• **SHORT TASK**
Find the number of lines containing the string "Kapusta" in the data. Answer with the number by itself.

━━━ PROVIDED INFORMATION

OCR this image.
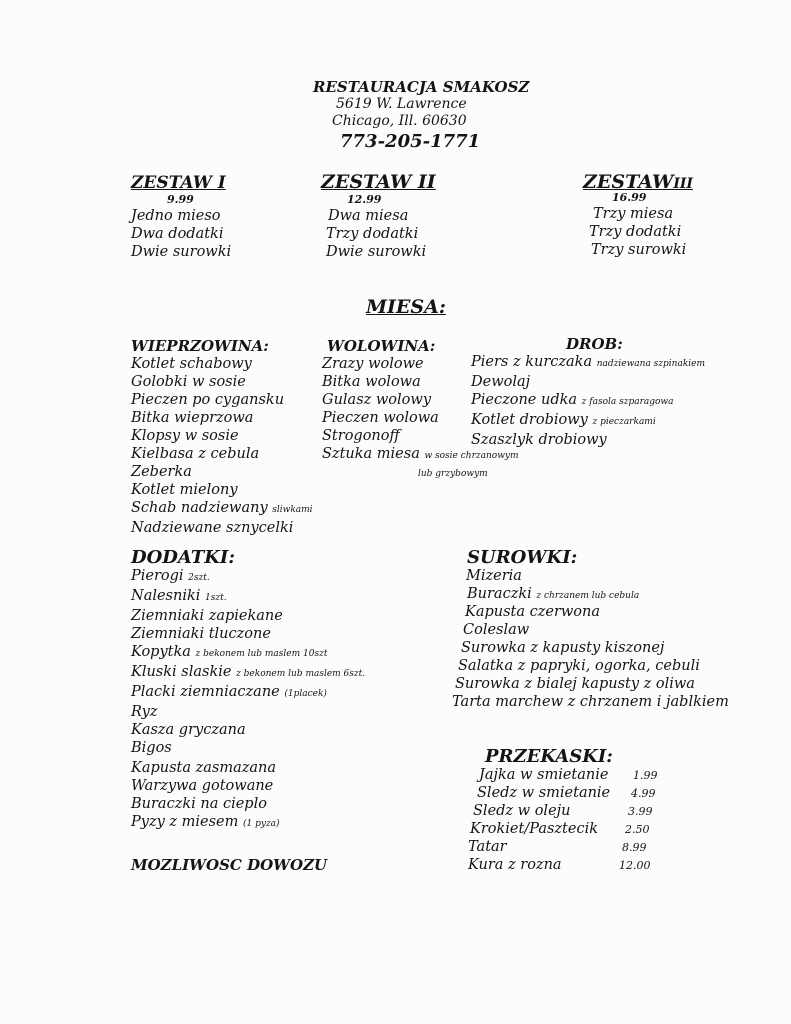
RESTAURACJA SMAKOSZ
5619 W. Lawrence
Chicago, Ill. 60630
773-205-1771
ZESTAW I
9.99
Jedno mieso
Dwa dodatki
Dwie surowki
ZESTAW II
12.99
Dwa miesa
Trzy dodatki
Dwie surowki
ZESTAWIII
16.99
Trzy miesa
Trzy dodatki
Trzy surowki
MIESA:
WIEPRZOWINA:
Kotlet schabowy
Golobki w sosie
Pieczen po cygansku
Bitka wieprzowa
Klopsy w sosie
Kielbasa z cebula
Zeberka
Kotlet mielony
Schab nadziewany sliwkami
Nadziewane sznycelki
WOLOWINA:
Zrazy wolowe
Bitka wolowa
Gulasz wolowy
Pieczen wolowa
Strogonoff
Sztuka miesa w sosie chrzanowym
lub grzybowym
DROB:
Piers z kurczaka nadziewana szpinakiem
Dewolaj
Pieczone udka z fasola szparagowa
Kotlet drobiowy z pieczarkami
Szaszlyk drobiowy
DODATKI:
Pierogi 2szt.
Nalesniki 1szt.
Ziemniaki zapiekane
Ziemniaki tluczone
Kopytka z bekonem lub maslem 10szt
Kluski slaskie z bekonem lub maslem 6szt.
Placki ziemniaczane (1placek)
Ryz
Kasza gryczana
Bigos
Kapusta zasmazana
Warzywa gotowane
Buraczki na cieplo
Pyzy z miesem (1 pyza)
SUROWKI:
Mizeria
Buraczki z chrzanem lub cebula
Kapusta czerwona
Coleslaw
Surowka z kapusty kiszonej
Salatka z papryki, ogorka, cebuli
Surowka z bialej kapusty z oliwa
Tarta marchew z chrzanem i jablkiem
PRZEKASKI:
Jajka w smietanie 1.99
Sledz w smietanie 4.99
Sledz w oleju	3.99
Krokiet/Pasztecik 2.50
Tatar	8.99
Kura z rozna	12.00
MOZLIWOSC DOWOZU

━━━━━━
━━━ PROVIDED INFORMATION

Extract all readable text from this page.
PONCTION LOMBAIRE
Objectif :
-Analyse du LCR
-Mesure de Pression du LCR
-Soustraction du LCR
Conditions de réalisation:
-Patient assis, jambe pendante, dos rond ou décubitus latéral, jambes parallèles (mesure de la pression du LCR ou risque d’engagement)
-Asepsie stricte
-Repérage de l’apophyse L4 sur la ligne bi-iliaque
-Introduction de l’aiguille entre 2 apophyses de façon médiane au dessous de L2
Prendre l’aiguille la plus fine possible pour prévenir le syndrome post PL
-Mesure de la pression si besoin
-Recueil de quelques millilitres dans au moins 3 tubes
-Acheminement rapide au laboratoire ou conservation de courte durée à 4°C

━━━━━━
━━━ PROVIDED INFORMATION

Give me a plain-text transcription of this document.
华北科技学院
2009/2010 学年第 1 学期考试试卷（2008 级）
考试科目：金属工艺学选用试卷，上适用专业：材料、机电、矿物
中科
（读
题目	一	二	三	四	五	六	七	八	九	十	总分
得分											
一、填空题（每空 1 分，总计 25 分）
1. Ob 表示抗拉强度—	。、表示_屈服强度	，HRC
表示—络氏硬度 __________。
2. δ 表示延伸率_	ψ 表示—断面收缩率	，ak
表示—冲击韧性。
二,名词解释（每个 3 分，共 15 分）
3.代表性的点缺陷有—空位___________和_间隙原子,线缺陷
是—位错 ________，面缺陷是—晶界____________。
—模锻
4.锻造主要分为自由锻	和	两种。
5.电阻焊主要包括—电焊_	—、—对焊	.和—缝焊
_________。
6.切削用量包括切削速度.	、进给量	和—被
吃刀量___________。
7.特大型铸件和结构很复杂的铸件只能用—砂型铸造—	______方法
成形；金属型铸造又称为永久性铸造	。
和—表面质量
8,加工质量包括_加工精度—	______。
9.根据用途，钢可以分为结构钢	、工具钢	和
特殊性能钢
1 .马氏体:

━━━━━━

• **RESPONSE TO THIS EXERCISE**
2